Set problem »
Print the data exactly as it is given, please.

Data shown »
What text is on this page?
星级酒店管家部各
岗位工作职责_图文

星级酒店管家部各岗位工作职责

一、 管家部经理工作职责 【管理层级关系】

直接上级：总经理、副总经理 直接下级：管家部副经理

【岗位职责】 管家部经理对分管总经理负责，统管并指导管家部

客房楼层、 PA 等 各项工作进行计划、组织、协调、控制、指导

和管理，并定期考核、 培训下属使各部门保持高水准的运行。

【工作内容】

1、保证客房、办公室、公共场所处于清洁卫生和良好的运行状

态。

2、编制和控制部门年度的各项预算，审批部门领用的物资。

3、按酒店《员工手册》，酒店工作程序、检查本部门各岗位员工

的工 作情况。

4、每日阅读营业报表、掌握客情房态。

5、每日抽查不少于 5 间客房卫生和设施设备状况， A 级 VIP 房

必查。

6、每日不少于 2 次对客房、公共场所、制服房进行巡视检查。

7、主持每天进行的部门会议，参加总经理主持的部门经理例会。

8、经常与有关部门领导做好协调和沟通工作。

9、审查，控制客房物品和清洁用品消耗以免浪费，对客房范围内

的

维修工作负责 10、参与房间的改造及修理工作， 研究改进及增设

Worked solution »
What text is on this page?
星级酒店管家部各
岗位工作职责_图文

星级酒店管家部各岗位工作职责

一、 管家部经理工作职责 【管理层级关系】

直接上级：总经理、副总经理 直接下级：管家部副经理

【岗位职责】 管家部经理对分管总经理负责，统管并指导管家部

客房楼层、 PA 等 各项工作进行计划、组织、协调、控制、指导

和管理，并定期考核、 培训下属使各部门保持高水准的运行。

【工作内容】

1、保证客房、办公室、公共场所处于清洁卫生和良好的运行状

态。

2、编制和控制部门年度的各项预算，审批部门领用的物资。

3、按酒店《员工手册》，酒店工作程序、检查本部门各岗位员工

的工 作情况。

4、每日阅读营业报表、掌握客情房态。

5、每日抽查不少于 5 间客房卫生和设施设备状况， A 级 VIP 房

必查。

6、每日不少于 2 次对客房、公共场所、制服房进行巡视检查。

7、主持每天进行的部门会议，参加总经理主持的部门经理例会。

8、经常与有关部门领导做好协调和沟通工作。

9、审查，控制客房物品和清洁用品消耗以免浪费，对客房范围内

的

维修工作负责 10、参与房间的改造及修理工作， 研究改进及增设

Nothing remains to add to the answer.